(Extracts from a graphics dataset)
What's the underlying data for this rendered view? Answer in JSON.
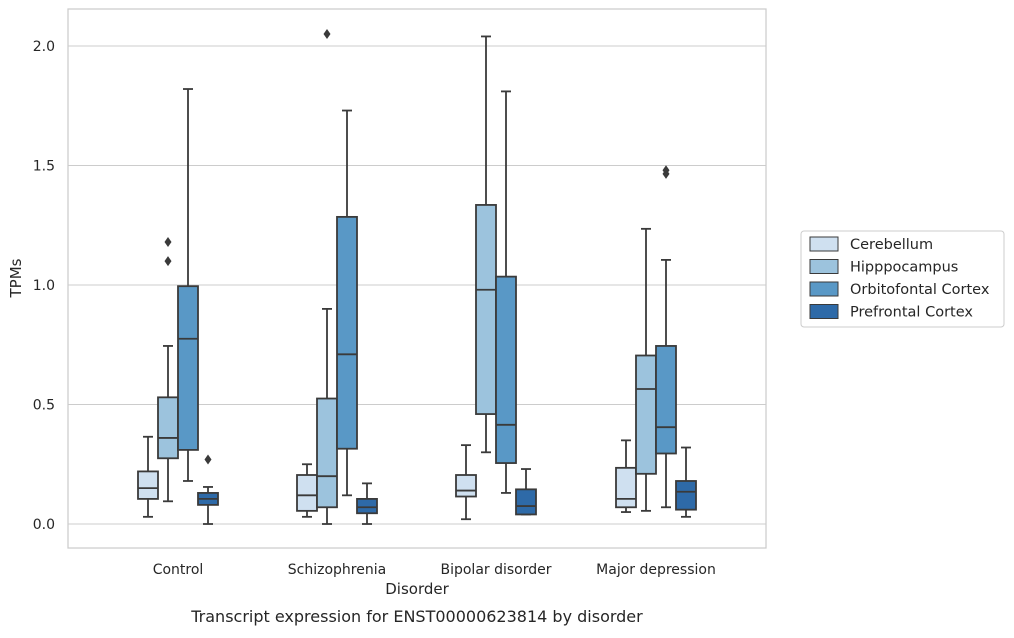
{
  "chart_data": {
    "type": "box",
    "title": "",
    "caption": "Transcript expression for ENST00000623814 by disorder",
    "xlabel": "Disorder",
    "ylabel": "TPMs",
    "ylim": [
      -0.1,
      2.16
    ],
    "yticks": [
      "0.0",
      "0.5",
      "1.0",
      "1.5",
      "2.0"
    ],
    "grid": "horizontal",
    "legend_position": "right",
    "categories": [
      "Control",
      "Schizophrenia",
      "Bipolar disorder",
      "Major depression"
    ],
    "series": [
      {
        "name": "Cerebellum",
        "color": "#cfe0f0",
        "boxes": [
          {
            "whisker_low": 0.03,
            "q1": 0.105,
            "median": 0.15,
            "q3": 0.22,
            "whisker_high": 0.365,
            "outliers": []
          },
          {
            "whisker_low": 0.03,
            "q1": 0.055,
            "median": 0.12,
            "q3": 0.205,
            "whisker_high": 0.25,
            "outliers": []
          },
          {
            "whisker_low": 0.02,
            "q1": 0.115,
            "median": 0.14,
            "q3": 0.205,
            "whisker_high": 0.33,
            "outliers": []
          },
          {
            "whisker_low": 0.05,
            "q1": 0.07,
            "median": 0.105,
            "q3": 0.235,
            "whisker_high": 0.35,
            "outliers": []
          }
        ]
      },
      {
        "name": "Hipppocampus",
        "color": "#9cc3dd",
        "boxes": [
          {
            "whisker_low": 0.095,
            "q1": 0.275,
            "median": 0.36,
            "q3": 0.53,
            "whisker_high": 0.745,
            "outliers": [
              1.1,
              1.18
            ]
          },
          {
            "whisker_low": 0.0,
            "q1": 0.07,
            "median": 0.2,
            "q3": 0.525,
            "whisker_high": 0.9,
            "outliers": [
              2.05
            ]
          },
          {
            "whisker_low": 0.3,
            "q1": 0.46,
            "median": 0.98,
            "q3": 1.335,
            "whisker_high": 2.04,
            "outliers": []
          },
          {
            "whisker_low": 0.055,
            "q1": 0.21,
            "median": 0.565,
            "q3": 0.705,
            "whisker_high": 1.235,
            "outliers": []
          }
        ]
      },
      {
        "name": "Orbitofontal Cortex",
        "color": "#5998c6",
        "boxes": [
          {
            "whisker_low": 0.18,
            "q1": 0.31,
            "median": 0.775,
            "q3": 0.995,
            "whisker_high": 1.82,
            "outliers": []
          },
          {
            "whisker_low": 0.12,
            "q1": 0.315,
            "median": 0.71,
            "q3": 1.285,
            "whisker_high": 1.73,
            "outliers": []
          },
          {
            "whisker_low": 0.13,
            "q1": 0.255,
            "median": 0.415,
            "q3": 1.035,
            "whisker_high": 1.81,
            "outliers": []
          },
          {
            "whisker_low": 0.07,
            "q1": 0.295,
            "median": 0.405,
            "q3": 0.745,
            "whisker_high": 1.105,
            "outliers": [
              1.465,
              1.48
            ]
          }
        ]
      },
      {
        "name": "Prefrontal Cortex",
        "color": "#2e6aa8",
        "boxes": [
          {
            "whisker_low": 0.0,
            "q1": 0.08,
            "median": 0.105,
            "q3": 0.13,
            "whisker_high": 0.155,
            "outliers": [
              0.27
            ]
          },
          {
            "whisker_low": 0.0,
            "q1": 0.045,
            "median": 0.07,
            "q3": 0.105,
            "whisker_high": 0.17,
            "outliers": []
          },
          {
            "whisker_low": 0.04,
            "q1": 0.04,
            "median": 0.075,
            "q3": 0.145,
            "whisker_high": 0.23,
            "outliers": []
          },
          {
            "whisker_low": 0.03,
            "q1": 0.06,
            "median": 0.135,
            "q3": 0.18,
            "whisker_high": 0.32,
            "outliers": []
          }
        ]
      }
    ]
  }
}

# WHAT TO WORK ON
Every record above must be given again exactly; drop the pictures.

# OUTPUT BELOW
What's the underlying data for this rendered view? Answer in JSON.
{
  "chart_data": {
    "type": "box",
    "title": "",
    "caption": "Transcript expression for ENST00000623814 by disorder",
    "xlabel": "Disorder",
    "ylabel": "TPMs",
    "ylim": [
      -0.1,
      2.16
    ],
    "yticks": [
      "0.0",
      "0.5",
      "1.0",
      "1.5",
      "2.0"
    ],
    "grid": "horizontal",
    "legend_position": "right",
    "categories": [
      "Control",
      "Schizophrenia",
      "Bipolar disorder",
      "Major depression"
    ],
    "series": [
      {
        "name": "Cerebellum",
        "color": "#cfe0f0",
        "boxes": [
          {
            "whisker_low": 0.03,
            "q1": 0.105,
            "median": 0.15,
            "q3": 0.22,
            "whisker_high": 0.365,
            "outliers": []
          },
          {
            "whisker_low": 0.03,
            "q1": 0.055,
            "median": 0.12,
            "q3": 0.205,
            "whisker_high": 0.25,
            "outliers": []
          },
          {
            "whisker_low": 0.02,
            "q1": 0.115,
            "median": 0.14,
            "q3": 0.205,
            "whisker_high": 0.33,
            "outliers": []
          },
          {
            "whisker_low": 0.05,
            "q1": 0.07,
            "median": 0.105,
            "q3": 0.235,
            "whisker_high": 0.35,
            "outliers": []
          }
        ]
      },
      {
        "name": "Hipppocampus",
        "color": "#9cc3dd",
        "boxes": [
          {
            "whisker_low": 0.095,
            "q1": 0.275,
            "median": 0.36,
            "q3": 0.53,
            "whisker_high": 0.745,
            "outliers": [
              1.1,
              1.18
            ]
          },
          {
            "whisker_low": 0.0,
            "q1": 0.07,
            "median": 0.2,
            "q3": 0.525,
            "whisker_high": 0.9,
            "outliers": [
              2.05
            ]
          },
          {
            "whisker_low": 0.3,
            "q1": 0.46,
            "median": 0.98,
            "q3": 1.335,
            "whisker_high": 2.04,
            "outliers": []
          },
          {
            "whisker_low": 0.055,
            "q1": 0.21,
            "median": 0.565,
            "q3": 0.705,
            "whisker_high": 1.235,
            "outliers": []
          }
        ]
      },
      {
        "name": "Orbitofontal Cortex",
        "color": "#5998c6",
        "boxes": [
          {
            "whisker_low": 0.18,
            "q1": 0.31,
            "median": 0.775,
            "q3": 0.995,
            "whisker_high": 1.82,
            "outliers": []
          },
          {
            "whisker_low": 0.12,
            "q1": 0.315,
            "median": 0.71,
            "q3": 1.285,
            "whisker_high": 1.73,
            "outliers": []
          },
          {
            "whisker_low": 0.13,
            "q1": 0.255,
            "median": 0.415,
            "q3": 1.035,
            "whisker_high": 1.81,
            "outliers": []
          },
          {
            "whisker_low": 0.07,
            "q1": 0.295,
            "median": 0.405,
            "q3": 0.745,
            "whisker_high": 1.105,
            "outliers": [
              1.465,
              1.48
            ]
          }
        ]
      },
      {
        "name": "Prefrontal Cortex",
        "color": "#2e6aa8",
        "boxes": [
          {
            "whisker_low": 0.0,
            "q1": 0.08,
            "median": 0.105,
            "q3": 0.13,
            "whisker_high": 0.155,
            "outliers": [
              0.27
            ]
          },
          {
            "whisker_low": 0.0,
            "q1": 0.045,
            "median": 0.07,
            "q3": 0.105,
            "whisker_high": 0.17,
            "outliers": []
          },
          {
            "whisker_low": 0.04,
            "q1": 0.04,
            "median": 0.075,
            "q3": 0.145,
            "whisker_high": 0.23,
            "outliers": []
          },
          {
            "whisker_low": 0.03,
            "q1": 0.06,
            "median": 0.135,
            "q3": 0.18,
            "whisker_high": 0.32,
            "outliers": []
          }
        ]
      }
    ]
  }
}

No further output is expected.